## Begin
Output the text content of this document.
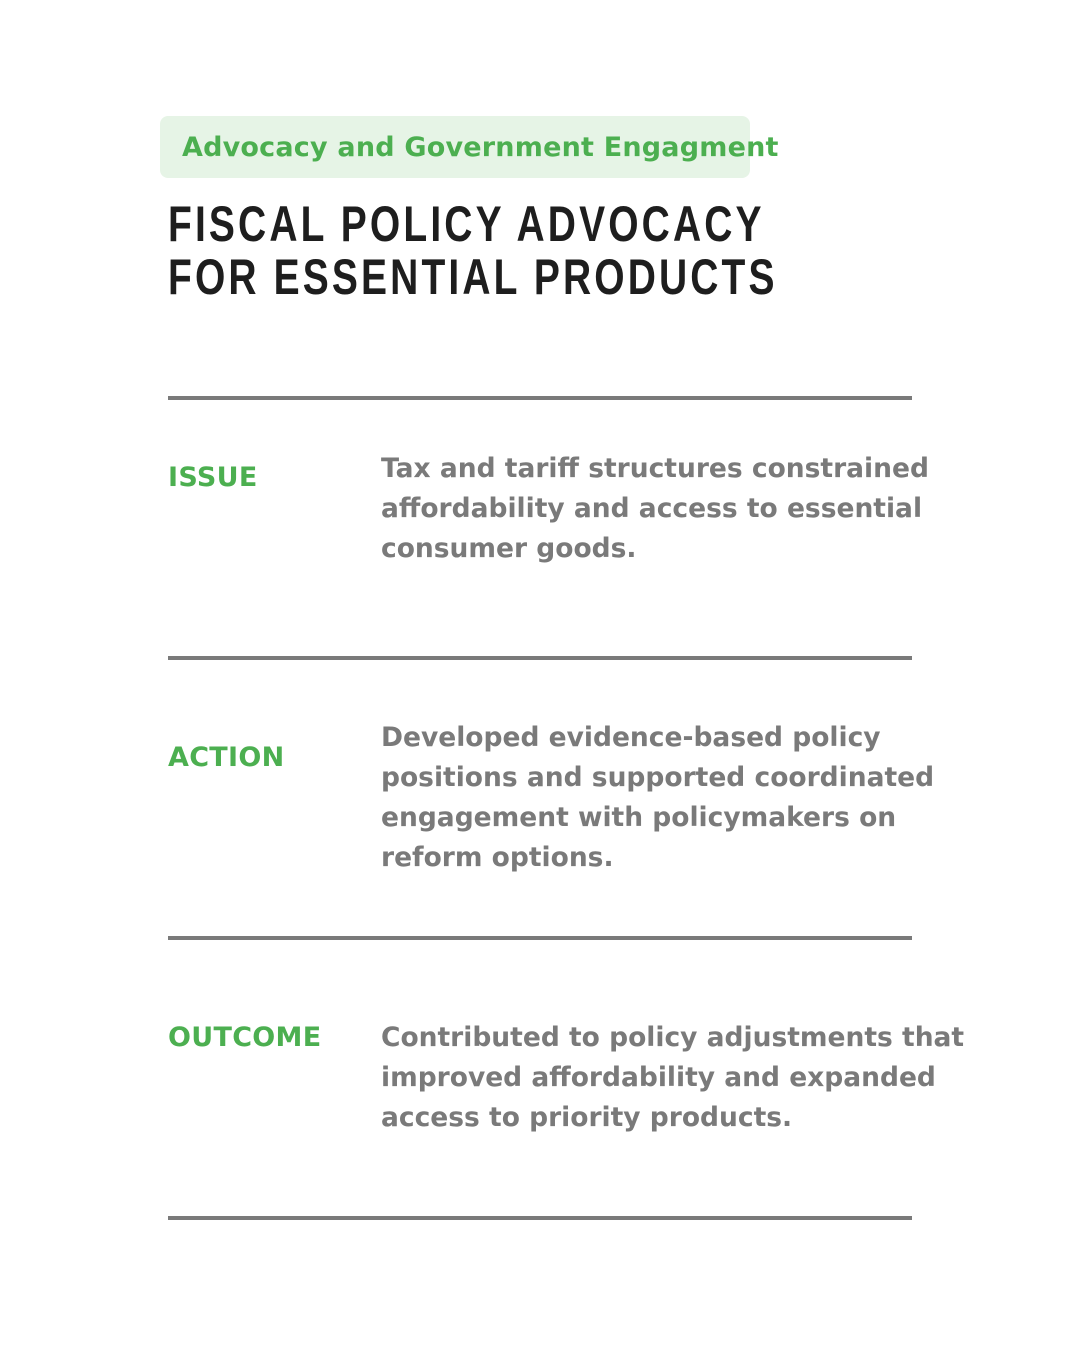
Advocacy and Government Engagment
FISCAL POLICY ADVOCACY FOR ESSENTIAL PRODUCTS
ISSUE	Tax and tariff structures constrained affordability and access to essential consumer goods.

ACTION

Developed evidence-based policy positions and supported coordinated engagement with policymakers on reform options.

OUTCOME Contributed to policy adjustments that improved affordability and expanded access to priority products.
## End
Every entry above is to be set down exactly; the pictures are to be left out.

## Solution to this task
Output the text content of this document.
Advocacy and Government Engagment
FISCAL POLICY ADVOCACY FOR ESSENTIAL PRODUCTS
ISSUE	Tax and tariff structures constrained affordability and access to essential consumer goods.

ACTION

Developed evidence-based policy positions and supported coordinated engagement with policymakers on reform options.

OUTCOME Contributed to policy adjustments that improved affordability and expanded access to priority products.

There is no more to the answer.